Stored data entries
━━━━━━

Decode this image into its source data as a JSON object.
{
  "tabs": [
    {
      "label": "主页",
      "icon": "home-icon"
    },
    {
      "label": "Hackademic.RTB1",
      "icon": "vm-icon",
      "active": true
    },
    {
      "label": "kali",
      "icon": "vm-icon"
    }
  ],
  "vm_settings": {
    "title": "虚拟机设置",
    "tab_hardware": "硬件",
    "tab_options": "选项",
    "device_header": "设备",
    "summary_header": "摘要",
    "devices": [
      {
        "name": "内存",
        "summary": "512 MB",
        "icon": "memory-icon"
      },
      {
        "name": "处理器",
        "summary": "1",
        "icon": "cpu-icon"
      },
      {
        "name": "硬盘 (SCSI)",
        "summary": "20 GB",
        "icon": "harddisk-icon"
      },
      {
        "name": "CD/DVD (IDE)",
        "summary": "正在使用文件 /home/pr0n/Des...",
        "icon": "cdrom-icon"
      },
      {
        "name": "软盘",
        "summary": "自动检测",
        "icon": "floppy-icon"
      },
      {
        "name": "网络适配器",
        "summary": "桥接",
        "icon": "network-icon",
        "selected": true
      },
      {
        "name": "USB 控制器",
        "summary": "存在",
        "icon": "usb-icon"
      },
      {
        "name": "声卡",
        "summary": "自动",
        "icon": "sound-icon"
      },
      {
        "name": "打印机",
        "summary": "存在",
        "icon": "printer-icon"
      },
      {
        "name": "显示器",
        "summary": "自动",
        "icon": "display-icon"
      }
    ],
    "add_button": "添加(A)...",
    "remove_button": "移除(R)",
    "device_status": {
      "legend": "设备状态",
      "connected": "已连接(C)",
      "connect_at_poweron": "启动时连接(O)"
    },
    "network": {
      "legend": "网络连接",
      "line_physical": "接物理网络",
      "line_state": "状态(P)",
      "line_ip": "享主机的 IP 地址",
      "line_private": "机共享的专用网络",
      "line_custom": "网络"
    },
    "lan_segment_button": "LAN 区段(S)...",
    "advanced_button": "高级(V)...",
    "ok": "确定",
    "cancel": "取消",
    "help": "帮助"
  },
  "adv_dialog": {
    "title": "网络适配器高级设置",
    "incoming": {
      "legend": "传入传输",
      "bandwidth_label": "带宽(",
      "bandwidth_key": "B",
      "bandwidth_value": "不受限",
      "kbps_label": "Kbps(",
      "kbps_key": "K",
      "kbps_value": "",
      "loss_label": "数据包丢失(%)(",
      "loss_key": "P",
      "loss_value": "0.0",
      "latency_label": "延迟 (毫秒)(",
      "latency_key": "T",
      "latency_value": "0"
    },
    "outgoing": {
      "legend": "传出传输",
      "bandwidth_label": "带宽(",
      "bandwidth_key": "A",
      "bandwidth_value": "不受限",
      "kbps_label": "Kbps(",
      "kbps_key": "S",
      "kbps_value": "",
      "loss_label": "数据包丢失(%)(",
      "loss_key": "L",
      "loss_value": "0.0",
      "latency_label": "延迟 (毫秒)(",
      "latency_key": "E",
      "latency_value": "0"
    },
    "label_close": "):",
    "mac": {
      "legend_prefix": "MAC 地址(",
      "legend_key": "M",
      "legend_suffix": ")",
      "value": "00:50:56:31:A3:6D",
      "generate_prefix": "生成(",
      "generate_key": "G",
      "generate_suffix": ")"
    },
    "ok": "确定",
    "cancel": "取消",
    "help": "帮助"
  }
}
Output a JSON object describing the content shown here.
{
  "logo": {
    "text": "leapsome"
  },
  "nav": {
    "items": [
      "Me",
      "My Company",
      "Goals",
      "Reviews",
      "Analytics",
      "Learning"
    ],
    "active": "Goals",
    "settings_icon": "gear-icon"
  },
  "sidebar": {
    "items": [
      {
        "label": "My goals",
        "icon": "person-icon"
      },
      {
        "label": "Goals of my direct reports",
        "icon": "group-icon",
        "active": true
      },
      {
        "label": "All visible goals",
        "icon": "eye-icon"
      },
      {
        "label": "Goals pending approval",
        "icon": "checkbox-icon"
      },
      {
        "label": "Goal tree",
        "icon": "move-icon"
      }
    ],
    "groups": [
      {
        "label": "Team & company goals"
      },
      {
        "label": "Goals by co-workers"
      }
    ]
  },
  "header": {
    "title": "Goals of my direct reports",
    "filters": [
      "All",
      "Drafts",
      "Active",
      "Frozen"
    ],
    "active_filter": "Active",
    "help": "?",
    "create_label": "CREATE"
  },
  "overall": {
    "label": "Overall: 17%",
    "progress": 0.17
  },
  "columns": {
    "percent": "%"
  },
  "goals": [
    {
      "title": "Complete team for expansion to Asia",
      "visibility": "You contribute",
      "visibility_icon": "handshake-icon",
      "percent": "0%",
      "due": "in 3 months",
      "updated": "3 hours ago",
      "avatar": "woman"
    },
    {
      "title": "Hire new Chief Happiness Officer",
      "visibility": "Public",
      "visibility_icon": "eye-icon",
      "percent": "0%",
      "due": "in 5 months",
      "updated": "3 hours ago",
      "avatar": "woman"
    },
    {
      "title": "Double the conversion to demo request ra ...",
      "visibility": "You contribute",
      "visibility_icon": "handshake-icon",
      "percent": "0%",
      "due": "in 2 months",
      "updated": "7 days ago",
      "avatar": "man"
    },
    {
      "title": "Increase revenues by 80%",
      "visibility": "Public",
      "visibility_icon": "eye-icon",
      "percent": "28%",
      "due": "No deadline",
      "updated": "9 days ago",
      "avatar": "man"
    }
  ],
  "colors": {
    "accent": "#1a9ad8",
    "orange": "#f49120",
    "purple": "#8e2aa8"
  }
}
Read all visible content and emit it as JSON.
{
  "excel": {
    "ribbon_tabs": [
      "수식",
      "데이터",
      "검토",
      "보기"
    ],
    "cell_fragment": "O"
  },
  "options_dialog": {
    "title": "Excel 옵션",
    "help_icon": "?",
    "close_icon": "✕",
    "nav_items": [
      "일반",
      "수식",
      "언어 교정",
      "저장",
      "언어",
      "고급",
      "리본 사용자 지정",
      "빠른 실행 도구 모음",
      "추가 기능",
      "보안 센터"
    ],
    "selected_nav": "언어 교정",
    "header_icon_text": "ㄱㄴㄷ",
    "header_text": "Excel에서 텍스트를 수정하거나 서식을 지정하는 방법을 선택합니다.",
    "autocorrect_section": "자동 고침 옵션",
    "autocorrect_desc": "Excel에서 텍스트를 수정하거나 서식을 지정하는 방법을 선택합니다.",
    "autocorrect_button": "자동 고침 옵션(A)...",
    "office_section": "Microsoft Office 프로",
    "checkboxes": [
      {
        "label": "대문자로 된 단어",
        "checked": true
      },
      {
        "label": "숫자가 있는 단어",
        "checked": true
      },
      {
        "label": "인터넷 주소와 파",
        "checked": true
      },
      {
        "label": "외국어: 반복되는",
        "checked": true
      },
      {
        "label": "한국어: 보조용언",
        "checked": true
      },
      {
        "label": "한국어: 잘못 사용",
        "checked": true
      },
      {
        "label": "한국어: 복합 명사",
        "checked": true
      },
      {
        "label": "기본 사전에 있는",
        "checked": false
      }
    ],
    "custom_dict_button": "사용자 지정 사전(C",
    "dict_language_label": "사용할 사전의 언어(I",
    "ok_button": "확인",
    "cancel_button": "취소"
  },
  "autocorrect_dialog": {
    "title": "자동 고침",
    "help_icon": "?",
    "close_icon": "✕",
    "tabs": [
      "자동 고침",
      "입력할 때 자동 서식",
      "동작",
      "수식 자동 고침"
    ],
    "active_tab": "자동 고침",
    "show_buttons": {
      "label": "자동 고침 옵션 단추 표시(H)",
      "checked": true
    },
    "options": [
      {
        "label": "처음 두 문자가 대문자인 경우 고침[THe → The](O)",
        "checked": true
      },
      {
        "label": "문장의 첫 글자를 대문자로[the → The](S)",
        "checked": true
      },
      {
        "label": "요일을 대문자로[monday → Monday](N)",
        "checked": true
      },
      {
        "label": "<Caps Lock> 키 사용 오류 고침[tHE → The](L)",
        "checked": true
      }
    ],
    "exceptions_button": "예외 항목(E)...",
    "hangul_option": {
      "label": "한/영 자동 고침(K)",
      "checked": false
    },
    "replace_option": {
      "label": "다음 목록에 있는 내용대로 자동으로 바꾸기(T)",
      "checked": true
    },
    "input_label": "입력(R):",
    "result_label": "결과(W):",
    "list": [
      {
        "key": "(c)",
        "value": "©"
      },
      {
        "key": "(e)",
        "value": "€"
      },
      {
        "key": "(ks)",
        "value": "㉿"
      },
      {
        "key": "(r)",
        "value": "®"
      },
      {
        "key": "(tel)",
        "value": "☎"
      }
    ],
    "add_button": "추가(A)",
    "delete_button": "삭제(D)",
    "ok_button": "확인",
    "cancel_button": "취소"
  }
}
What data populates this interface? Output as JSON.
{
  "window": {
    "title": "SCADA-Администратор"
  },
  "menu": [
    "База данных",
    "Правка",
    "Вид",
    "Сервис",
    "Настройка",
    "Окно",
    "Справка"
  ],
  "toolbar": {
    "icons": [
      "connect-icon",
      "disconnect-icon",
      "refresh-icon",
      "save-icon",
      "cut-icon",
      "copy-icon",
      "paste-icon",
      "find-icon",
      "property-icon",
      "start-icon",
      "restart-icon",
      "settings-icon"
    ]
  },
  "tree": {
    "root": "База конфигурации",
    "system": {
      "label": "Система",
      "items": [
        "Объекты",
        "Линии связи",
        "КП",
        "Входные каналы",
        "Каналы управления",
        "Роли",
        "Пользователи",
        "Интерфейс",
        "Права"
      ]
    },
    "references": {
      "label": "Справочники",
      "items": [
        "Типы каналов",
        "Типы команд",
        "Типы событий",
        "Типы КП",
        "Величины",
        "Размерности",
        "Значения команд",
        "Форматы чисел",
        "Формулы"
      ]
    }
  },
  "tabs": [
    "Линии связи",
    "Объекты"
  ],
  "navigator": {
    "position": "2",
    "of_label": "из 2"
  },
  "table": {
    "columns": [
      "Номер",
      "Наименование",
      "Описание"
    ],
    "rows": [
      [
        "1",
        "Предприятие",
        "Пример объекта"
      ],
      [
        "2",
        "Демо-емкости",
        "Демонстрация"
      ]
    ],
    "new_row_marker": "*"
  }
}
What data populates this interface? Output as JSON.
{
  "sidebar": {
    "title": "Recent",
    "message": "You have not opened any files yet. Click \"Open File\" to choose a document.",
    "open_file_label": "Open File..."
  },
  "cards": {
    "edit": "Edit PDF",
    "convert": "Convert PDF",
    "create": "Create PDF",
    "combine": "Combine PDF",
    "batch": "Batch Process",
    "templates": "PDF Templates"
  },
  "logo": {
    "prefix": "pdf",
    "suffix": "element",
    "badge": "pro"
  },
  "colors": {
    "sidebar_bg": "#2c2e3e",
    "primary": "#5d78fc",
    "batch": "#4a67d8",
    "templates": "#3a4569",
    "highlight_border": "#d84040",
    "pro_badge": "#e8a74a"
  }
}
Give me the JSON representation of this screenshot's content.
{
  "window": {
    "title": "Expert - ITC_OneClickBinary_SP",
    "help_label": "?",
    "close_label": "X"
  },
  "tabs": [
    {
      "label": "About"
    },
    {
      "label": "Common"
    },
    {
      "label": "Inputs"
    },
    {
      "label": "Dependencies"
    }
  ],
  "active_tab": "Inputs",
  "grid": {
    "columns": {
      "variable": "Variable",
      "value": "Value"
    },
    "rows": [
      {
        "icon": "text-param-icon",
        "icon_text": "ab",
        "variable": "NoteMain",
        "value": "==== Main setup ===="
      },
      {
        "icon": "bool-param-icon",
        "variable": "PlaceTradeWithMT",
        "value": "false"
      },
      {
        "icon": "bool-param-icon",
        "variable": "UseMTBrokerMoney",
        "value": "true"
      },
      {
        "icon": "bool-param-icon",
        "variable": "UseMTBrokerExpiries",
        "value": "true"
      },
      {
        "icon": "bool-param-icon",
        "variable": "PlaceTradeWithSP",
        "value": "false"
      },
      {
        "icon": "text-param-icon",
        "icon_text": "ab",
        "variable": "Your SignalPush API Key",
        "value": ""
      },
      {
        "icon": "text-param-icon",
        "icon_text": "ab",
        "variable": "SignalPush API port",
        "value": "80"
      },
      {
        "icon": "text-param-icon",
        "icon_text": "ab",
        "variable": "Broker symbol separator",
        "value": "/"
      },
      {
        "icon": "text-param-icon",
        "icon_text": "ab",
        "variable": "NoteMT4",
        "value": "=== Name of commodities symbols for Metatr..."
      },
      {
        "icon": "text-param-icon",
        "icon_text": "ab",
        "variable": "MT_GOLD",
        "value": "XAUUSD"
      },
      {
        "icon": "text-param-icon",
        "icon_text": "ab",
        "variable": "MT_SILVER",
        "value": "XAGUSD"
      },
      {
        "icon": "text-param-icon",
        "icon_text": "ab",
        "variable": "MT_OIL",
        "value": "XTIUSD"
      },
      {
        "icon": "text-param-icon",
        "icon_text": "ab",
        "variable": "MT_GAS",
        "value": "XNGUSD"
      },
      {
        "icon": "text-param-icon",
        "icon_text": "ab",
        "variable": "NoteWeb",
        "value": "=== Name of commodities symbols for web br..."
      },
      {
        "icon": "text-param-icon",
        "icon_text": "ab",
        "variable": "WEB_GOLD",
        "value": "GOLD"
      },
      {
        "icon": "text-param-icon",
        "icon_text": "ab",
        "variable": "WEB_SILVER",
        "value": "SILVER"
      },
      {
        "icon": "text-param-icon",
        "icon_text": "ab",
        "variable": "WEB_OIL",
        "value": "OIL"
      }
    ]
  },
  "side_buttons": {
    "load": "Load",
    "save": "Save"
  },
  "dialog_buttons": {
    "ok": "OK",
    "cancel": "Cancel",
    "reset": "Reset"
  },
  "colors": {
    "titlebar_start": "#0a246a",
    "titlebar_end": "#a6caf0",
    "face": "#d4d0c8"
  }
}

━━━━━━

Find the word "수정하거나" in the entries above and gather every line that holds it.

    "header_text": "Excel에서 텍스트를 수정하거나 서식을 지정하는 방법을 선택합니다.",
    "autocorrect_desc": "Excel에서 텍스트를 수정하거나 서식을 지정하는 방법을 선택합니다.",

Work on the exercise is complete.